Brief — Copy out every line containing the word "JSON".

The input —
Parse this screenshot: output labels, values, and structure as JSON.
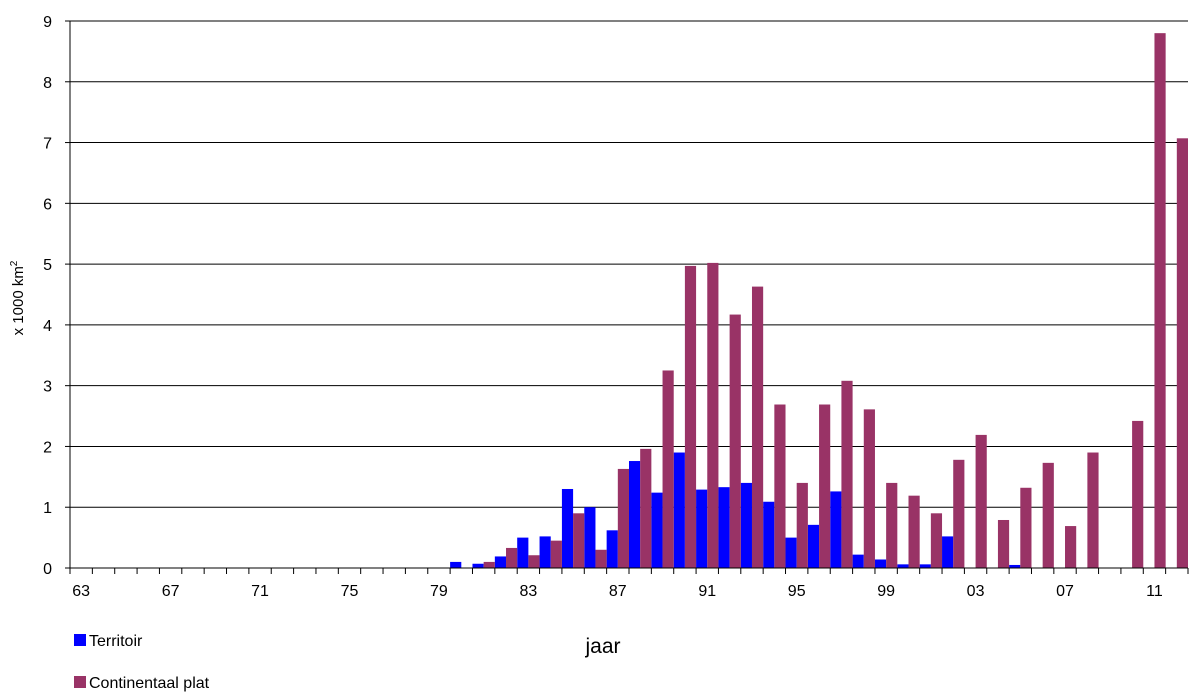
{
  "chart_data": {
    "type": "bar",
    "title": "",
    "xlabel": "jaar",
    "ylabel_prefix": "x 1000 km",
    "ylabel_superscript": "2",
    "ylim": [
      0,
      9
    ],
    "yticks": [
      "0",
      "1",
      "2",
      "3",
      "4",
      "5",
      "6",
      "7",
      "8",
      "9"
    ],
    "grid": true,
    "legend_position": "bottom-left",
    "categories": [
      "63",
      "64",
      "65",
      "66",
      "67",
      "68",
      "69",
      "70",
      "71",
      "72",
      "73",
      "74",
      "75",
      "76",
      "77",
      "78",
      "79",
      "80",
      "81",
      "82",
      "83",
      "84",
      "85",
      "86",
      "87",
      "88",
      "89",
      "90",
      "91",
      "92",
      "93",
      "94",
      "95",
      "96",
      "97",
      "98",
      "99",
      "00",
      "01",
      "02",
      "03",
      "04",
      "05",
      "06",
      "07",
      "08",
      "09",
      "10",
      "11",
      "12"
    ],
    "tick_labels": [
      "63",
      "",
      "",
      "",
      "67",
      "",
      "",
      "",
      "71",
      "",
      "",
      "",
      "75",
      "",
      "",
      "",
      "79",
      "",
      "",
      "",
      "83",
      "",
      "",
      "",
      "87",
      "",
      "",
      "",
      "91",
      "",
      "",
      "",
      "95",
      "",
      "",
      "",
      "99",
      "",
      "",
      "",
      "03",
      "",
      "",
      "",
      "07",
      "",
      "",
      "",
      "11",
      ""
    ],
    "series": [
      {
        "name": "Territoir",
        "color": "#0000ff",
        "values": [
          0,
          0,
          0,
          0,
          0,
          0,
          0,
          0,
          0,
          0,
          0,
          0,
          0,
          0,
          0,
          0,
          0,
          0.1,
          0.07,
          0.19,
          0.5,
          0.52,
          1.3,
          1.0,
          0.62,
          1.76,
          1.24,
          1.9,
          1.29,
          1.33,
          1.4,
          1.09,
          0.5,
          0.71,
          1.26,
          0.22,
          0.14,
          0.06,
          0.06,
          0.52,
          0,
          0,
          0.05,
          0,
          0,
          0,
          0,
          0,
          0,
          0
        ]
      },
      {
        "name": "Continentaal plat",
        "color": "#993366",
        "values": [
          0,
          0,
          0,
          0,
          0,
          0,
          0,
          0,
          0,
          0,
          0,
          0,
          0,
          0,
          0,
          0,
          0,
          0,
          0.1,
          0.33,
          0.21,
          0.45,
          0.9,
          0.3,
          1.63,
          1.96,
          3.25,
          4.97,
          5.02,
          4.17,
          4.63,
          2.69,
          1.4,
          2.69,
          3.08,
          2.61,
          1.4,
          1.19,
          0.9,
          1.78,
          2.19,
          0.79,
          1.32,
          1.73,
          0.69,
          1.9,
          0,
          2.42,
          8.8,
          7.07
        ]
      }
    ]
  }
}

---

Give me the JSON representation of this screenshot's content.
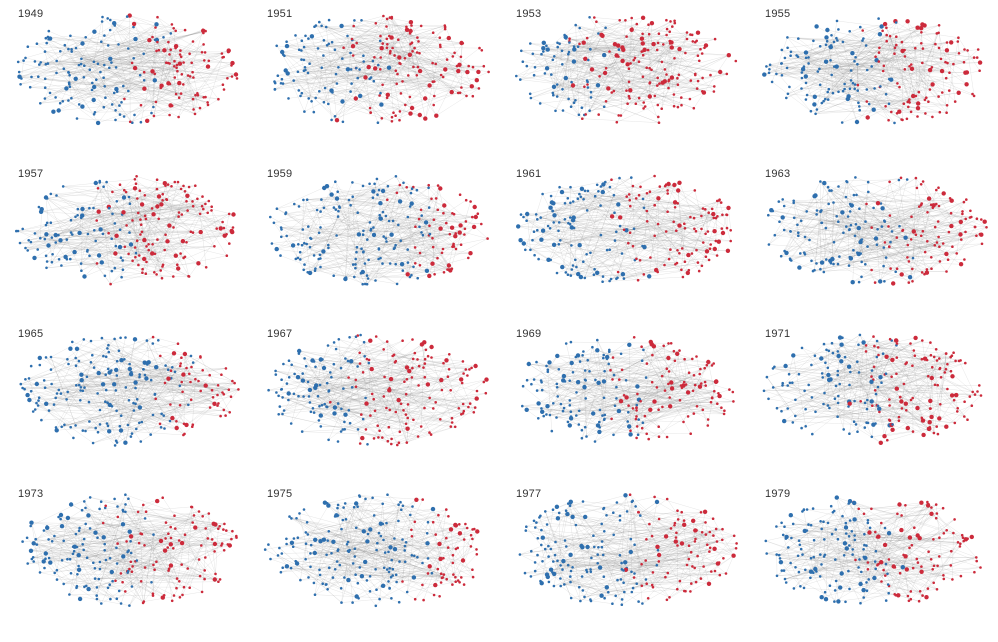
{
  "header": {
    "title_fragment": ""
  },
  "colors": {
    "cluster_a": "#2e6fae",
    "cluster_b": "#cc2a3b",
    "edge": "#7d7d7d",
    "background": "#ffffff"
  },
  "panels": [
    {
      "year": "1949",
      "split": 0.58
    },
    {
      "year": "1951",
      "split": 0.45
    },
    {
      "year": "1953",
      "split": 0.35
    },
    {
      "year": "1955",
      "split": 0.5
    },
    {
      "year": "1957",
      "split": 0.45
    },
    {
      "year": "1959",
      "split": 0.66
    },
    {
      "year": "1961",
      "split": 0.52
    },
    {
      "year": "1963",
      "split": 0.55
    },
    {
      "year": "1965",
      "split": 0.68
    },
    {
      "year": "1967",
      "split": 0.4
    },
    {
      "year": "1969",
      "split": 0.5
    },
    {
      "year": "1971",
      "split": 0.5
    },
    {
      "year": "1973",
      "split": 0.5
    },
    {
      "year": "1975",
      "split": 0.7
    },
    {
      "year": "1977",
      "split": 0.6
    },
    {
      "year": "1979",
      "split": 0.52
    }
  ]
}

Result of the exercise —
Parse this screenshot: output labels, values, and structure as JSON.
Give me the JSON representation of this screenshot's content.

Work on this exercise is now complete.